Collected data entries

##############################

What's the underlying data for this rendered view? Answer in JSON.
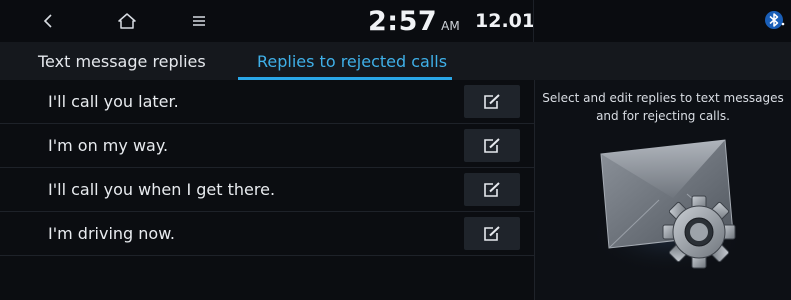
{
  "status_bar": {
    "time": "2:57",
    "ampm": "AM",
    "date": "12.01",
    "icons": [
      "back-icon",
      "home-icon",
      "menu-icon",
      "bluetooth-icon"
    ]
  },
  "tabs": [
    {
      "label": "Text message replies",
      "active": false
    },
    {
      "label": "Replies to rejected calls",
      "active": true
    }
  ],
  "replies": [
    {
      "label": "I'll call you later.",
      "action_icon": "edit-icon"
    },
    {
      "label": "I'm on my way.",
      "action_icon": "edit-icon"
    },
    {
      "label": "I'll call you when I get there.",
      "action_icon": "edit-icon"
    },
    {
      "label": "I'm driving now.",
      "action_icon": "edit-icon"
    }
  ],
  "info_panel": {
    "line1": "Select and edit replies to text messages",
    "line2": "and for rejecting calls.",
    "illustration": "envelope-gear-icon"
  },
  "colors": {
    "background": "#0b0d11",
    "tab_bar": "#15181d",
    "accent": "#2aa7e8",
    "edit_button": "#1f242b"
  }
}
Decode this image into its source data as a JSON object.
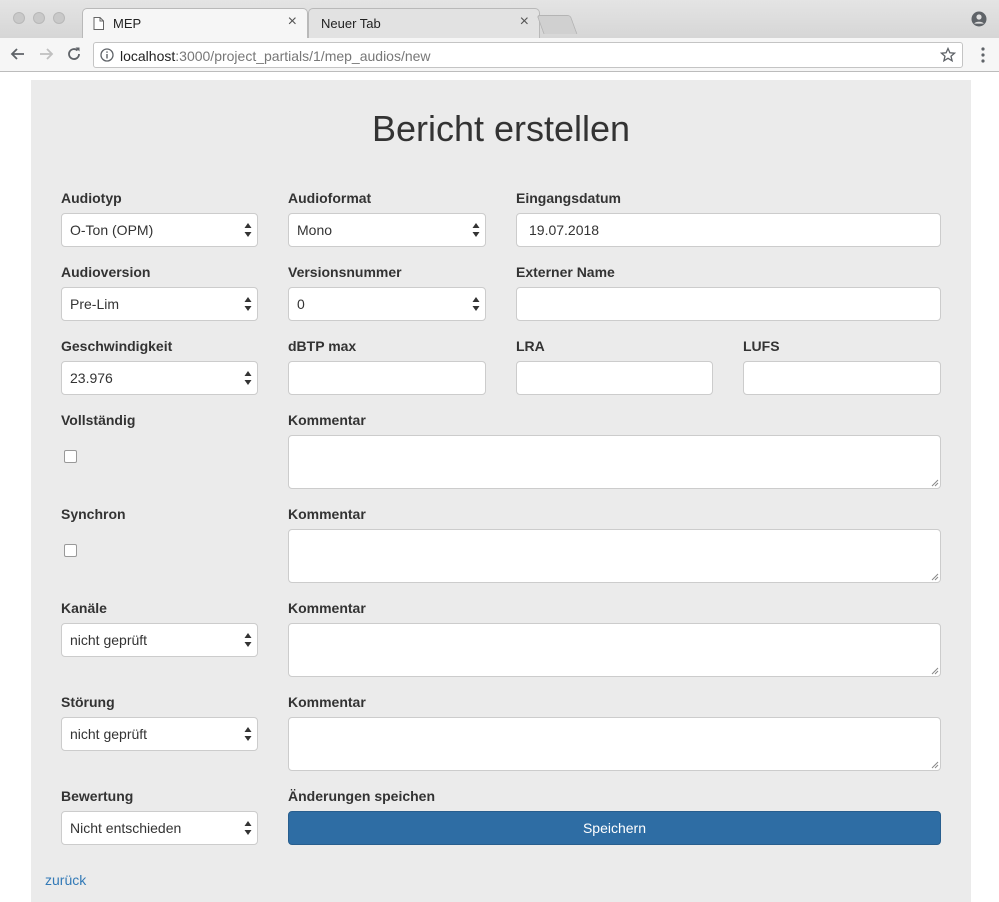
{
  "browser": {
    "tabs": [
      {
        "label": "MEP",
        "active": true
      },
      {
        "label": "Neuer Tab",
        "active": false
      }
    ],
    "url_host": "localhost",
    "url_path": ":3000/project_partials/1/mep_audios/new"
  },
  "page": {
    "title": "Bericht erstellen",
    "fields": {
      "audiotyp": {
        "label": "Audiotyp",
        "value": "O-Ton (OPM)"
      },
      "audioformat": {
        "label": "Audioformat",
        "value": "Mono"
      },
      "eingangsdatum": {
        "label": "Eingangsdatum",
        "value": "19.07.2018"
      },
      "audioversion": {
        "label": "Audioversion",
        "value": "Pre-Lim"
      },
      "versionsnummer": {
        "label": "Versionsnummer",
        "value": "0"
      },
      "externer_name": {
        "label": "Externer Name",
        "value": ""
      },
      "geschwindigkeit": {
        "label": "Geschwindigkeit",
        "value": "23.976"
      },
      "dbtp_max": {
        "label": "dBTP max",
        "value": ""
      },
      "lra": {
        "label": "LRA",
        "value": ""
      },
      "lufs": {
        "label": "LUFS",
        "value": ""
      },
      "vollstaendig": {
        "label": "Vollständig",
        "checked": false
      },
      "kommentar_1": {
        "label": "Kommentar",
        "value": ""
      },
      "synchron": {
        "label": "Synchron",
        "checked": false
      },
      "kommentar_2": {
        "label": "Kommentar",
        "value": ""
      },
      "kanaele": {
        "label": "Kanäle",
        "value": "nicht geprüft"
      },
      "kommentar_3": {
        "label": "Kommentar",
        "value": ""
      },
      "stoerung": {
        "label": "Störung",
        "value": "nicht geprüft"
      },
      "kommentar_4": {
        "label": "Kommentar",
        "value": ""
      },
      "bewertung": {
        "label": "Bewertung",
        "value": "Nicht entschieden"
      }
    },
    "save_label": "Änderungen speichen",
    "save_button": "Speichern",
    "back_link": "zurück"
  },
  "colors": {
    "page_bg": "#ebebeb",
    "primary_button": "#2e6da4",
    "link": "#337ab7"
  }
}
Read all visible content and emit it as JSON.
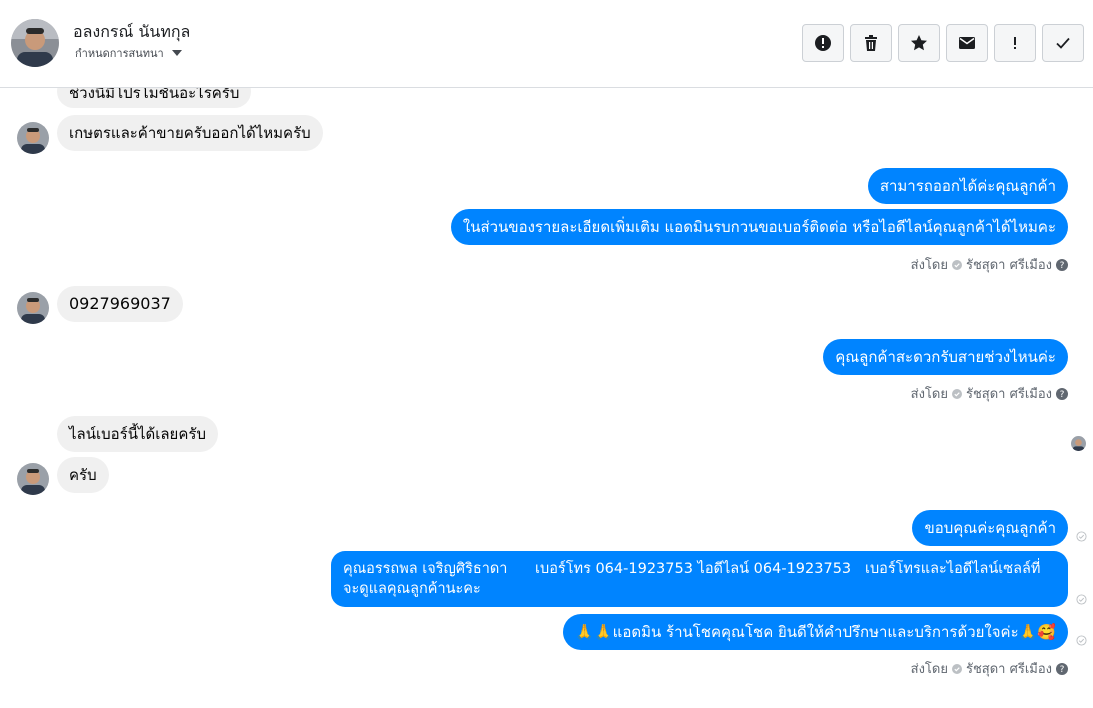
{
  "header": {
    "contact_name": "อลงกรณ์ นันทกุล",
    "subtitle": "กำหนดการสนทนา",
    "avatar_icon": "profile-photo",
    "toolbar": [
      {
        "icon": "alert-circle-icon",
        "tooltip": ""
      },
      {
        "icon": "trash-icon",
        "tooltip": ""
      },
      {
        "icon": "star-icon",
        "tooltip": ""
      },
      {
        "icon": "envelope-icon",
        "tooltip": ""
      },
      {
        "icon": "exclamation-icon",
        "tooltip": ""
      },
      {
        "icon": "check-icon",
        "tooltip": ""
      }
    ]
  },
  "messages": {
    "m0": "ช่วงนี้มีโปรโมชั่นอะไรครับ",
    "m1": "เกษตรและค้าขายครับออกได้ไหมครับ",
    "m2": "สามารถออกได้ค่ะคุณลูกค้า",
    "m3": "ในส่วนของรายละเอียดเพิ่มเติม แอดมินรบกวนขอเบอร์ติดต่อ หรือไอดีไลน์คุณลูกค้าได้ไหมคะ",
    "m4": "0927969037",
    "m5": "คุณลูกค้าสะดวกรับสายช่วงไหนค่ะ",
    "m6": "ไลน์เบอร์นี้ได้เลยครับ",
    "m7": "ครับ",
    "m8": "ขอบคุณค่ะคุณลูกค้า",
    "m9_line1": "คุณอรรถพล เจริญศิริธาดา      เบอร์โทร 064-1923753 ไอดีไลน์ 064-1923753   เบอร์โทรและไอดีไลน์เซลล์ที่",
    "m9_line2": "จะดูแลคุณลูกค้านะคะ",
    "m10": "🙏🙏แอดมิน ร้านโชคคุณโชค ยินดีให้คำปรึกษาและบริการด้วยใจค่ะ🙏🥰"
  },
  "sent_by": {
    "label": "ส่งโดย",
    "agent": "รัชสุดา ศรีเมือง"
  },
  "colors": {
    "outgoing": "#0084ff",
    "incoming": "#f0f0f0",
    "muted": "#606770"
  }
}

##############################

Task brief: Make an exact copy of every record, pictures excluded.

Output for this exercise:
What's the underlying data for this rendered view? Answer in JSON.
{
  "status_bar": {
    "time": "2:57",
    "ampm": "AM",
    "date": "12.01",
    "icons": [
      "back-icon",
      "home-icon",
      "menu-icon",
      "bluetooth-icon"
    ]
  },
  "tabs": [
    {
      "label": "Text message replies",
      "active": false
    },
    {
      "label": "Replies to rejected calls",
      "active": true
    }
  ],
  "replies": [
    {
      "label": "I'll call you later.",
      "action_icon": "edit-icon"
    },
    {
      "label": "I'm on my way.",
      "action_icon": "edit-icon"
    },
    {
      "label": "I'll call you when I get there.",
      "action_icon": "edit-icon"
    },
    {
      "label": "I'm driving now.",
      "action_icon": "edit-icon"
    }
  ],
  "info_panel": {
    "line1": "Select and edit replies to text messages",
    "line2": "and for rejecting calls.",
    "illustration": "envelope-gear-icon"
  },
  "colors": {
    "background": "#0b0d11",
    "tab_bar": "#15181d",
    "accent": "#2aa7e8",
    "edit_button": "#1f242b"
  }
}
Decode this image into its source data as a JSON object.
{
  "browser": {
    "tabs": [
      {
        "label": "MEP",
        "active": true
      },
      {
        "label": "Neuer Tab",
        "active": false
      }
    ],
    "url_host": "localhost",
    "url_path": ":3000/project_partials/1/mep_audios/new"
  },
  "page": {
    "title": "Bericht erstellen",
    "fields": {
      "audiotyp": {
        "label": "Audiotyp",
        "value": "O-Ton (OPM)"
      },
      "audioformat": {
        "label": "Audioformat",
        "value": "Mono"
      },
      "eingangsdatum": {
        "label": "Eingangsdatum",
        "value": "19.07.2018"
      },
      "audioversion": {
        "label": "Audioversion",
        "value": "Pre-Lim"
      },
      "versionsnummer": {
        "label": "Versionsnummer",
        "value": "0"
      },
      "externer_name": {
        "label": "Externer Name",
        "value": ""
      },
      "geschwindigkeit": {
        "label": "Geschwindigkeit",
        "value": "23.976"
      },
      "dbtp_max": {
        "label": "dBTP max",
        "value": ""
      },
      "lra": {
        "label": "LRA",
        "value": ""
      },
      "lufs": {
        "label": "LUFS",
        "value": ""
      },
      "vollstaendig": {
        "label": "Vollständig",
        "checked": false
      },
      "kommentar_1": {
        "label": "Kommentar",
        "value": ""
      },
      "synchron": {
        "label": "Synchron",
        "checked": false
      },
      "kommentar_2": {
        "label": "Kommentar",
        "value": ""
      },
      "kanaele": {
        "label": "Kanäle",
        "value": "nicht geprüft"
      },
      "kommentar_3": {
        "label": "Kommentar",
        "value": ""
      },
      "stoerung": {
        "label": "Störung",
        "value": "nicht geprüft"
      },
      "kommentar_4": {
        "label": "Kommentar",
        "value": ""
      },
      "bewertung": {
        "label": "Bewertung",
        "value": "Nicht entschieden"
      }
    },
    "save_label": "Änderungen speichen",
    "save_button": "Speichern",
    "back_link": "zurück"
  },
  "colors": {
    "page_bg": "#ebebeb",
    "primary_button": "#2e6da4",
    "link": "#337ab7"
  }
}
Read all visible content and emit it as JSON.
{
  "header": {
    "contact_name": "อลงกรณ์ นันทกุล",
    "subtitle": "กำหนดการสนทนา",
    "avatar_icon": "profile-photo",
    "toolbar": [
      {
        "icon": "alert-circle-icon",
        "tooltip": ""
      },
      {
        "icon": "trash-icon",
        "tooltip": ""
      },
      {
        "icon": "star-icon",
        "tooltip": ""
      },
      {
        "icon": "envelope-icon",
        "tooltip": ""
      },
      {
        "icon": "exclamation-icon",
        "tooltip": ""
      },
      {
        "icon": "check-icon",
        "tooltip": ""
      }
    ]
  },
  "messages": {
    "m0": "ช่วงนี้มีโปรโมชั่นอะไรครับ",
    "m1": "เกษตรและค้าขายครับออกได้ไหมครับ",
    "m2": "สามารถออกได้ค่ะคุณลูกค้า",
    "m3": "ในส่วนของรายละเอียดเพิ่มเติม แอดมินรบกวนขอเบอร์ติดต่อ หรือไอดีไลน์คุณลูกค้าได้ไหมคะ",
    "m4": "0927969037",
    "m5": "คุณลูกค้าสะดวกรับสายช่วงไหนค่ะ",
    "m6": "ไลน์เบอร์นี้ได้เลยครับ",
    "m7": "ครับ",
    "m8": "ขอบคุณค่ะคุณลูกค้า",
    "m9_line1": "คุณอรรถพล เจริญศิริธาดา      เบอร์โทร 064-1923753 ไอดีไลน์ 064-1923753   เบอร์โทรและไอดีไลน์เซลล์ที่",
    "m9_line2": "จะดูแลคุณลูกค้านะคะ",
    "m10": "🙏🙏แอดมิน ร้านโชคคุณโชค ยินดีให้คำปรึกษาและบริการด้วยใจค่ะ🙏🥰"
  },
  "sent_by": {
    "label": "ส่งโดย",
    "agent": "รัชสุดา ศรีเมือง"
  },
  "colors": {
    "outgoing": "#0084ff",
    "incoming": "#f0f0f0",
    "muted": "#606770"
  }
}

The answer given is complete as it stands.